## Extract provided:
Proverbs Chapter Eight is absolutely amazing. We try to read through Proverbs day by day each month and this one just stops me in my tracks every time.

Why does God say that wisdom is a woman? I don’t know. A friend commented on the fact that Proverbs is mostly advice from father to son. Yet we have this personification (a literary device where an abstract concept is treated like a person) of Wisdom in many places as a woman. She’s stretching out her hands, she’s going around to the high or chief places, she’s standing at the crossroads, and here in Chapter Eight, she’s shouting at the top of her lungs right in front of the city gates. You can’t miss her! Or can you?

She is talking to men, apparently, like most of Proverbs does, but I think we women can listen in. As long as we can handle being called simple and fools like the men. Our culture today tends to depict women as smarter than men, but only this woman, Wisdom, really has the right to call men fools, and I think women better humble their hearts and listen up as well.

## Dataset extract:

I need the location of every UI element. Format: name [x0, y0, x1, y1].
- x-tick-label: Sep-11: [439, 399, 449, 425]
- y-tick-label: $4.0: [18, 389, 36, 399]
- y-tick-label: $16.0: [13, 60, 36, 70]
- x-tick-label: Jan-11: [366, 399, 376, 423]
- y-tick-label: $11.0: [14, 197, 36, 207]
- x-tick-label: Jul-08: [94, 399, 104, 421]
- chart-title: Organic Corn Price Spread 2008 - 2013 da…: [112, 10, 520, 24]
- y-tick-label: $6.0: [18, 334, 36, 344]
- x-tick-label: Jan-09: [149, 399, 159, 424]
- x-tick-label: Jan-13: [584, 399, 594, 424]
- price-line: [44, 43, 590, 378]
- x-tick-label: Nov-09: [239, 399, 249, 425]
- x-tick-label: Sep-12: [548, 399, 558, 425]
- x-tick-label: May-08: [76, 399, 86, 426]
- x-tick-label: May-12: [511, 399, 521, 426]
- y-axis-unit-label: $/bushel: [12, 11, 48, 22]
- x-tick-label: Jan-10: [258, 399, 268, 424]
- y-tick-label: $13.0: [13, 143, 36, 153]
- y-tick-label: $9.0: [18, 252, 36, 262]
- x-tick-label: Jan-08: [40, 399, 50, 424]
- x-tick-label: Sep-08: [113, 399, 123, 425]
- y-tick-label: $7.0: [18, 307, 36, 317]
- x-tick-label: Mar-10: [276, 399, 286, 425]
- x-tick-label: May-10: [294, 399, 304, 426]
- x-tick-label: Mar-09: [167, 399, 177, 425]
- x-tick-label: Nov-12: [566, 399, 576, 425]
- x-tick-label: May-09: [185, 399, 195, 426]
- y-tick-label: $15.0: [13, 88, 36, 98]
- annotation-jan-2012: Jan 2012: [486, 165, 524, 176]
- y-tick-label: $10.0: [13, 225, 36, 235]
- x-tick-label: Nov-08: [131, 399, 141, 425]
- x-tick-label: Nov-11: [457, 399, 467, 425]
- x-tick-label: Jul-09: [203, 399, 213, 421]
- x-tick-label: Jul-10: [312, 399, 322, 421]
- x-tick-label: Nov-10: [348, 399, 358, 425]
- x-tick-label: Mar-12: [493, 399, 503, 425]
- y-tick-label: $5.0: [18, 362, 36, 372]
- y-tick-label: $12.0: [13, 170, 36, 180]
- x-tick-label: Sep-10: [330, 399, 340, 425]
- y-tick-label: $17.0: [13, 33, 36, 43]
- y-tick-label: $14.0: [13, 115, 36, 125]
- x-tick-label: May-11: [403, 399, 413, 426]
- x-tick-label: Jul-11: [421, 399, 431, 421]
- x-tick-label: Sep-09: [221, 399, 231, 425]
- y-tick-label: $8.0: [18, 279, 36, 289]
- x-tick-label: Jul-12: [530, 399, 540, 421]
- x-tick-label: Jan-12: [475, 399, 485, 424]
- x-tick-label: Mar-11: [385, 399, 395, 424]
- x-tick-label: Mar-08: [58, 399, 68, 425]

## Complete the following:
(1) In the reflection on Proverbs Chapter Eight, where does Wisdom stand as she shouts at the top of her lungs?
(2) Resume the reflection on Proverbs Chapter Eight after its last sentence and carry it forward.

## Outputs by task:
(1) Right in front of the city gates.

(2)
“Be ye of an understanding heart!” She cries in verse five, after calling her audience fools. Boy, these listeners better gather the shreds of humility the “I’m OK, You’re OK” secularist world has left them. Do not get all hurt and walk away from this, men and women alike. “Excellent things” are coming. “Right things.” Wisdom is going to speak truth, and her lips can’t stand wickedness. She also promises that what she says is going to be “plain,” and “right.” She’s going to speak righteousness only. The only catch is that you have to “understand” it. It might seem contradictory that Wisdom calls you a fool in one verse and then expects you to understand her in another, but that’s the way it is with believers sometimes. We’re still struggling with that sin nature, but the Holy Spirit still lives in us to teach us and give us understanding if we let Him. You don’t need silver. You don’t need gold. You need instruction straight from the mouth of Wisdom herself. In the ancient world rubies were the most valuable gemstone. You don’t even need them. No comparison. You need this.

When I get to heaven, I want to ask what “witty inventions” are to make sure, but I think for now I’ll settle for understanding that phrase as the ability to come up with good ideas.

People complain about the very thought of “fearing the Lord.” God is a God of love, isn’t he? He is to be loved and feared, like a dad who would do anything for you but is not going to let you get away with being a fool. So stop complaining and listen. Hate evil, hate pride. What’s a “froward mouth”? One that says vulgar, crude, bad, wrong things. Especially when you say them just because it’s entertaining to vulgar, crude, bad people. Why exactly do you want to impress them again? You don’t.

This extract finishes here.